■ Provided records:
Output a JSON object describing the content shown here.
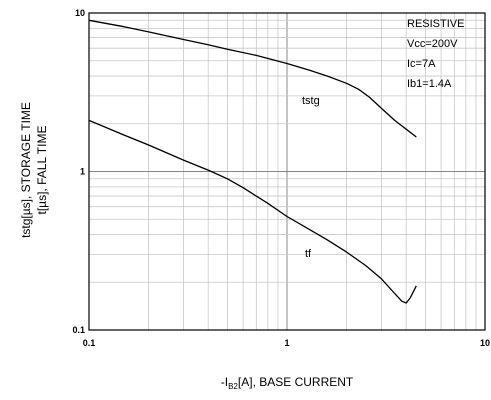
{
  "chart_data": {
    "type": "line",
    "x_scale": "log",
    "y_scale": "log",
    "xlim": [
      0.1,
      10
    ],
    "ylim": [
      0.1,
      10
    ],
    "grid": true,
    "x_ticks": [
      "0.1",
      "1",
      "10"
    ],
    "y_ticks": [
      "0.1",
      "1",
      "10"
    ],
    "xlabel_pre": "-I",
    "xlabel_sub": "B2",
    "xlabel_post": "[A], BASE CURRENT",
    "ylabel_line1": "tstg[µs], STORAGE TIME",
    "ylabel_line2": "t[µs], FALL TIME",
    "conditions": [
      "RESISTIVE",
      "Vcc=200V",
      "Ic=7A",
      "Ib1=1.4A"
    ],
    "series": [
      {
        "name": "tstg",
        "x": [
          0.1,
          0.15,
          0.2,
          0.3,
          0.4,
          0.5,
          0.7,
          1.0,
          1.3,
          1.6,
          2.0,
          2.3,
          2.6,
          3.0,
          3.5,
          4.0,
          4.5
        ],
        "y": [
          9.0,
          8.2,
          7.6,
          6.8,
          6.3,
          5.9,
          5.4,
          4.8,
          4.35,
          4.0,
          3.6,
          3.3,
          2.95,
          2.5,
          2.1,
          1.85,
          1.65
        ]
      },
      {
        "name": "tf",
        "x": [
          0.1,
          0.15,
          0.2,
          0.3,
          0.4,
          0.5,
          0.6,
          0.8,
          1.0,
          1.3,
          1.6,
          2.0,
          2.5,
          3.0,
          3.5,
          3.8,
          4.0,
          4.2,
          4.5
        ],
        "y": [
          2.1,
          1.7,
          1.47,
          1.18,
          1.02,
          0.9,
          0.79,
          0.63,
          0.52,
          0.43,
          0.37,
          0.31,
          0.255,
          0.21,
          0.17,
          0.152,
          0.148,
          0.16,
          0.19
        ]
      }
    ]
  }
}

■ Task brief:
Reproduce every line above as written, skipping pictures.

■ Exercise solution:
Output a JSON object describing the content shown here.
{
  "chart_data": {
    "type": "line",
    "x_scale": "log",
    "y_scale": "log",
    "xlim": [
      0.1,
      10
    ],
    "ylim": [
      0.1,
      10
    ],
    "grid": true,
    "x_ticks": [
      "0.1",
      "1",
      "10"
    ],
    "y_ticks": [
      "0.1",
      "1",
      "10"
    ],
    "xlabel_pre": "-I",
    "xlabel_sub": "B2",
    "xlabel_post": "[A], BASE CURRENT",
    "ylabel_line1": "tstg[µs], STORAGE TIME",
    "ylabel_line2": "t[µs], FALL TIME",
    "conditions": [
      "RESISTIVE",
      "Vcc=200V",
      "Ic=7A",
      "Ib1=1.4A"
    ],
    "series": [
      {
        "name": "tstg",
        "x": [
          0.1,
          0.15,
          0.2,
          0.3,
          0.4,
          0.5,
          0.7,
          1.0,
          1.3,
          1.6,
          2.0,
          2.3,
          2.6,
          3.0,
          3.5,
          4.0,
          4.5
        ],
        "y": [
          9.0,
          8.2,
          7.6,
          6.8,
          6.3,
          5.9,
          5.4,
          4.8,
          4.35,
          4.0,
          3.6,
          3.3,
          2.95,
          2.5,
          2.1,
          1.85,
          1.65
        ]
      },
      {
        "name": "tf",
        "x": [
          0.1,
          0.15,
          0.2,
          0.3,
          0.4,
          0.5,
          0.6,
          0.8,
          1.0,
          1.3,
          1.6,
          2.0,
          2.5,
          3.0,
          3.5,
          3.8,
          4.0,
          4.2,
          4.5
        ],
        "y": [
          2.1,
          1.7,
          1.47,
          1.18,
          1.02,
          0.9,
          0.79,
          0.63,
          0.52,
          0.43,
          0.37,
          0.31,
          0.255,
          0.21,
          0.17,
          0.152,
          0.148,
          0.16,
          0.19
        ]
      }
    ]
  }
}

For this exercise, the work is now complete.